#### DOCUMENT EXTRACT:
While at UC Berkeley, I worked with Rich Muller's Astrogeophysics group and studied paleoclimate. During that time I worked primarily on two topics. First, I did analysis of high frequency climate oscillations. This work was presented to the Institute of Nuclear and Particle Astrophysics in 1999. It was also presented at the Fall 1999 meeting of the AGU, and was submitted at a Berkeley Lab Technical Report. The second project was the construction of a time series called the Benthic Stack, which was published in Paleoceanography in 2002. Prior to that, we presented it at the Fall 2000 meeting of the AGU.

My first project in graduate school was an investigation of the processes that control the mean depth of the planetary boundary layer. I analyzed output from the UCLA GCM and a simple mixed layer mass budget analysis to understand the land-sea contrast in PBL depth, including a simple analytical model of the diurnal cycle of the convective (dry) mixed layer. This work was supervised by Alex Hall and Bjorn Stevens, and the paper can be downloaded in the Publications section.

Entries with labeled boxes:
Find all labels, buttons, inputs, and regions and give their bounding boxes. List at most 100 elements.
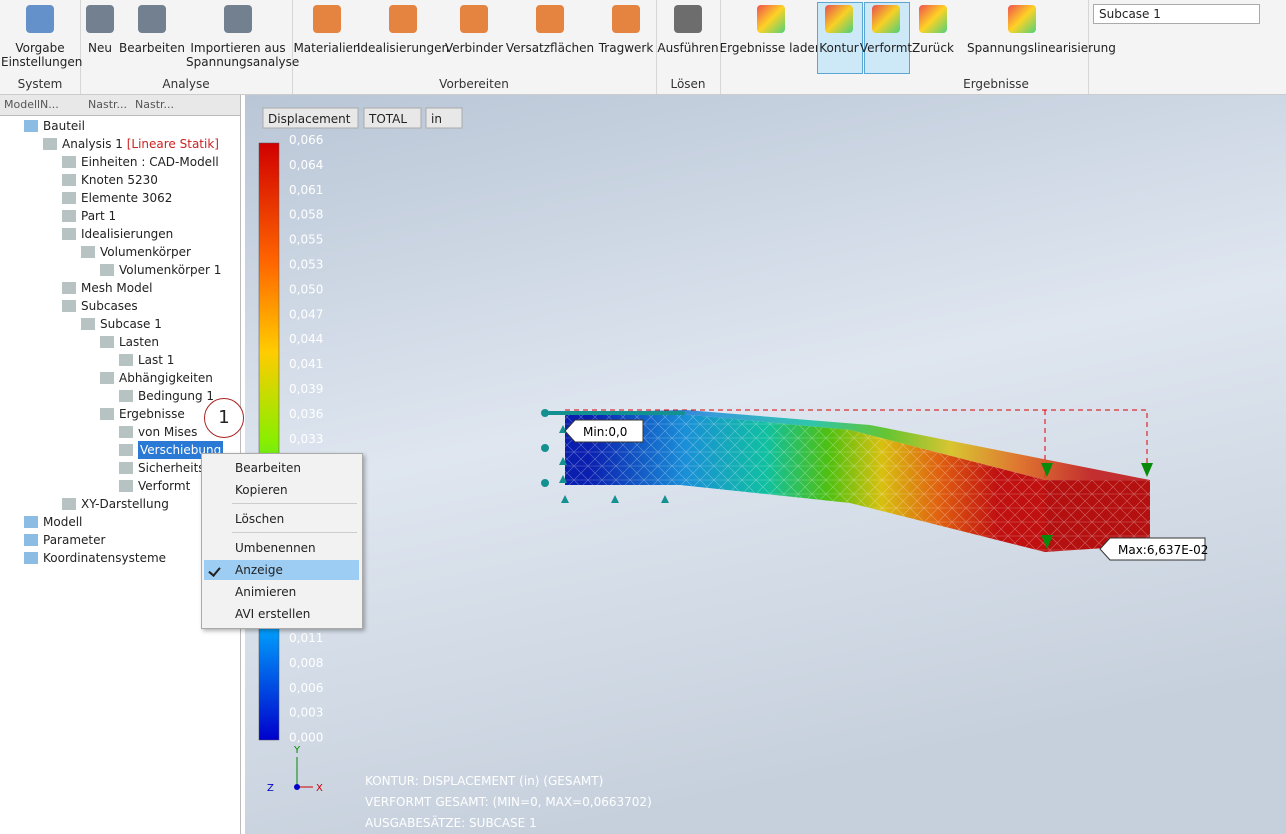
ribbon-button[interactable]: Verbinder	[444, 41, 504, 55]
ribbon-button[interactable]: Spannungslinearisierung	[967, 41, 1116, 55]
tree-item[interactable]: Einheiten : CAD-Modell	[81, 155, 219, 169]
tree-icon	[119, 426, 133, 438]
group-title: System	[17, 77, 63, 91]
tree-item[interactable]: Knoten 5230	[81, 173, 158, 187]
tree-item[interactable]: Part 1	[81, 209, 117, 223]
menu-highlight	[204, 560, 359, 580]
legend-label: 0,050	[289, 282, 323, 296]
tree-item[interactable]: XY-Darstellung	[81, 497, 169, 511]
browser-tab[interactable]: Modell	[4, 98, 41, 111]
footer-text: AUSGABESÄTZE: SUBCASE 1	[365, 815, 537, 830]
ribbon-button[interactable]: Kontur	[819, 41, 859, 55]
tree-item[interactable]: Parameter	[43, 533, 106, 547]
tree-icon	[81, 318, 95, 330]
tree-item[interactable]: Bedingung 1	[138, 389, 215, 403]
tree-item[interactable]: Subcase 1	[100, 317, 162, 331]
color-bar	[258, 142, 280, 741]
constraints	[541, 409, 685, 503]
separator	[292, 0, 293, 94]
legend-label: 0,036	[289, 407, 323, 421]
tab-bar	[0, 95, 240, 116]
ribbon-button[interactable]: Versatzflächen	[505, 41, 595, 55]
tree-item[interactable]: Mesh Model	[81, 281, 153, 295]
dropdown-box	[363, 107, 422, 129]
tree-item[interactable]: Volumenkörper	[100, 245, 191, 259]
legend-label: 0,055	[289, 233, 323, 247]
tree-item[interactable]: Abhängigkeiten	[119, 371, 213, 385]
tree-item[interactable]: von Mises	[138, 425, 198, 439]
tree-item[interactable]: Volumenkörper 1	[119, 263, 222, 277]
dropdown[interactable]: TOTAL	[368, 112, 407, 126]
menu-item[interactable]: Anzeige	[235, 563, 283, 577]
tree-icon	[62, 300, 76, 312]
ribbon-button[interactable]: Verformt	[859, 41, 913, 55]
context-menu: Bearbeiten Kopieren Löschen Umbenennen Anzei…	[201, 453, 363, 629]
ribbon-button[interactable]: Ergebnisse laden	[719, 41, 823, 55]
tree-icon	[119, 354, 133, 366]
tree-item[interactable]: Elemente 3062	[81, 191, 173, 205]
tree-icon	[81, 246, 95, 258]
dropdown[interactable]: in	[431, 112, 442, 126]
subcase-select[interactable]: Subcase 1	[1093, 4, 1260, 24]
legend-label: 0,006	[289, 681, 323, 695]
tree-item[interactable]: Koordinatensysteme	[43, 551, 167, 565]
legend-label: 0,047	[289, 307, 323, 321]
tree-icon	[100, 372, 114, 384]
tree-icon	[24, 534, 38, 546]
tree-icon	[62, 192, 76, 204]
tree-item[interactable]: Last 1	[138, 353, 175, 367]
tree-item[interactable]: Ergebnisse	[119, 407, 185, 421]
menu-item[interactable]: Löschen	[235, 512, 285, 526]
tree-icon	[119, 390, 133, 402]
tree-item[interactable]: Subcases	[81, 299, 138, 313]
menu-item[interactable]: Kopieren	[235, 483, 288, 497]
button-icon	[757, 5, 785, 33]
ribbon-button[interactable]: Tragwerk	[598, 41, 654, 55]
browser-tab[interactable]: Nastr...	[88, 98, 128, 111]
ribbon-button[interactable]: Materialien	[293, 41, 361, 55]
separator	[1088, 0, 1089, 94]
separator	[656, 0, 657, 94]
ribbon-button[interactable]: Zurück	[912, 41, 954, 55]
legend-label: 0,008	[289, 656, 323, 670]
tree-icon	[62, 210, 76, 222]
button-icon	[1008, 5, 1036, 33]
browser-tab[interactable]: Nastr...	[135, 98, 175, 111]
tree-item[interactable]: Analysis 1 [Lineare Statik]	[62, 137, 219, 151]
tree-item[interactable]: Bauteil	[43, 119, 85, 133]
ribbon-button[interactable]: Bearbeiten	[119, 41, 185, 55]
ribbon-button[interactable]: Ausführen	[657, 41, 719, 55]
dropdown-box	[262, 107, 359, 129]
tree-item[interactable]: Modell	[43, 515, 83, 529]
tree-item[interactable]: Idealisierungen	[81, 227, 174, 241]
ribbon: System Vorgabe Einstellungen Analyse Neu Bea…	[0, 0, 1286, 95]
ribbon-button[interactable]: Importieren aus Spannungsanalyse	[186, 41, 300, 69]
button-icon	[919, 5, 947, 33]
button-icon	[872, 5, 900, 33]
tree-icon	[62, 228, 76, 240]
ribbon-button[interactable]: Neu	[88, 41, 112, 55]
viewport: Displacement TOTAL in 0,066 0,064 0,061 0,058 0…	[245, 95, 1286, 834]
tree-item[interactable]: Lasten	[119, 335, 159, 349]
ribbon-button[interactable]: Idealisierungen	[356, 41, 450, 55]
group-title: Analyse	[162, 77, 210, 91]
ribbon-button[interactable]: Vorgabe Einstellungen	[1, 41, 83, 69]
button-icon	[389, 5, 417, 33]
tree-item[interactable]: Verformt	[138, 479, 191, 493]
browser-tab[interactable]: N...	[40, 98, 59, 111]
triad	[294, 757, 313, 790]
menu-item[interactable]: Animieren	[235, 585, 297, 599]
menu-item[interactable]: Bearbeiten	[235, 461, 301, 475]
dropdown-box	[425, 107, 463, 129]
tree-icon	[62, 156, 76, 168]
tree-item[interactable]: Sicherheitsf	[138, 461, 209, 475]
label-box	[564, 419, 644, 443]
menu-item[interactable]: Umbenennen	[235, 541, 316, 555]
button-icon	[825, 5, 853, 33]
dropdown[interactable]: Displacement	[268, 112, 351, 126]
legend-label: 0,066	[289, 133, 323, 147]
tree-icon	[62, 174, 76, 186]
callout: 1	[218, 407, 230, 428]
menu-item[interactable]: AVI erstellen	[235, 607, 311, 621]
legend-label: 0,000	[289, 731, 323, 745]
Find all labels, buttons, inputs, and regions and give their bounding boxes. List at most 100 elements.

#### WHAT THIS EXERCISE ASKS:
**a)** Answer these questions from the research summary:
(i) Which group did the author work with at UC Berkeley?
(ii) In which journal and year was the Benthic Stack published?
(iii) Who supervised the project on planetary boundary layer depth?
**b)** Can you write the next part of the research summary, picking up after its final sentence?
The entries have nothing to do with the research summary.

#### RESPONSE LIST:
**a)**
(i) Rich Muller's Astrogeophysics group
(ii) Paleoceanography, 2002
(iii) Alex Hall and Bjorn Stevens

**b)**
Upon completing my PhD at UCLA, I became a post-doctoral researcher in Department of Atmospheric and Oceanic Sciences at UCLA, where I continued to work in Bjorn Stevens' research group. Although affiliated with UCLA, my work was funded by the Center for Multiscale Modeling of Atmospheric Processes (CMMAP), based in Fort Collins, Colorado. During 2007-2009 I lived in Fort Collins, and was graciously hosted at CMMAP by Dave Randall. During this time my research focused on isolating and understanding low-cloud effects on climate using numerical models. Read more at research.brian.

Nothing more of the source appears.